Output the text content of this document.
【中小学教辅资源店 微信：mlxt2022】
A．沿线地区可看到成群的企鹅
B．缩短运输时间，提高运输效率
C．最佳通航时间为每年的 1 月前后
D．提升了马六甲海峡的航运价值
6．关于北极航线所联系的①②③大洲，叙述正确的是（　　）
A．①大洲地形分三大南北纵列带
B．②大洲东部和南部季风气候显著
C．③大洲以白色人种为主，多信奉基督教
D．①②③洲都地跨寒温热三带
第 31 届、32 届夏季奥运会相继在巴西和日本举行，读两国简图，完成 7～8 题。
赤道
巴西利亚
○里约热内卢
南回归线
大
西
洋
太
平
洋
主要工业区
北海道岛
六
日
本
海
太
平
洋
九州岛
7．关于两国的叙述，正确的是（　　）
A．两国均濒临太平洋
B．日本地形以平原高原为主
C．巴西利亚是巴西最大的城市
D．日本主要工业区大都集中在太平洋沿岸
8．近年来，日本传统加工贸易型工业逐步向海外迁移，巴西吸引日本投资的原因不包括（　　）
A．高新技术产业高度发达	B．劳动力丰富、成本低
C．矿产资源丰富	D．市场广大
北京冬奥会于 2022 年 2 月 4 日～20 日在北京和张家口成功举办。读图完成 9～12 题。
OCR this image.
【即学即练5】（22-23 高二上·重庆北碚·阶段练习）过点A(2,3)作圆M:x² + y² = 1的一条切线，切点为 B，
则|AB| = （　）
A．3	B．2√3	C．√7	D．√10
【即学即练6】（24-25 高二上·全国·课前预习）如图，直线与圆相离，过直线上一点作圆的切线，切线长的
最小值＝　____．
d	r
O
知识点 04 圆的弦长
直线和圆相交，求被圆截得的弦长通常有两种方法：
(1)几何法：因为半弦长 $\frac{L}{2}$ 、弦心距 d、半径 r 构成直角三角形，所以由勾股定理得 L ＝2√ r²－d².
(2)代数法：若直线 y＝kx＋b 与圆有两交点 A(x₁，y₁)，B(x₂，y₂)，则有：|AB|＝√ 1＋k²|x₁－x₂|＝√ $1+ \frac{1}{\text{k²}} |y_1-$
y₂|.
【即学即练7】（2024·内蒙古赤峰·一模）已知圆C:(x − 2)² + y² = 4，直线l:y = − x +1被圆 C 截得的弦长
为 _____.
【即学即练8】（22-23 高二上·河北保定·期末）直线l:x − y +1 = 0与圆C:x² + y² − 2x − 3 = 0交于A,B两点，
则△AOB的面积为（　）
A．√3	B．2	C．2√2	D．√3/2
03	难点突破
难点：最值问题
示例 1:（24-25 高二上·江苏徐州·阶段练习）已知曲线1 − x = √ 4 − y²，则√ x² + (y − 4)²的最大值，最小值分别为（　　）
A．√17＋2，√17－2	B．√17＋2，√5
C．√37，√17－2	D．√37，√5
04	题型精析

---+---

• Task brief
Go through the listing above and return every line where the word "text" occurs.

• Task output
Output the text content of this document.
(2)代数法：若直线 y＝kx＋b 与圆有两交点 A(x₁，y₁)，B(x₂，y₂)，则有：|AB|＝√ 1＋k²|x₁－x₂|＝√ $1+ \frac{1}{\text{k²}} |y_1-$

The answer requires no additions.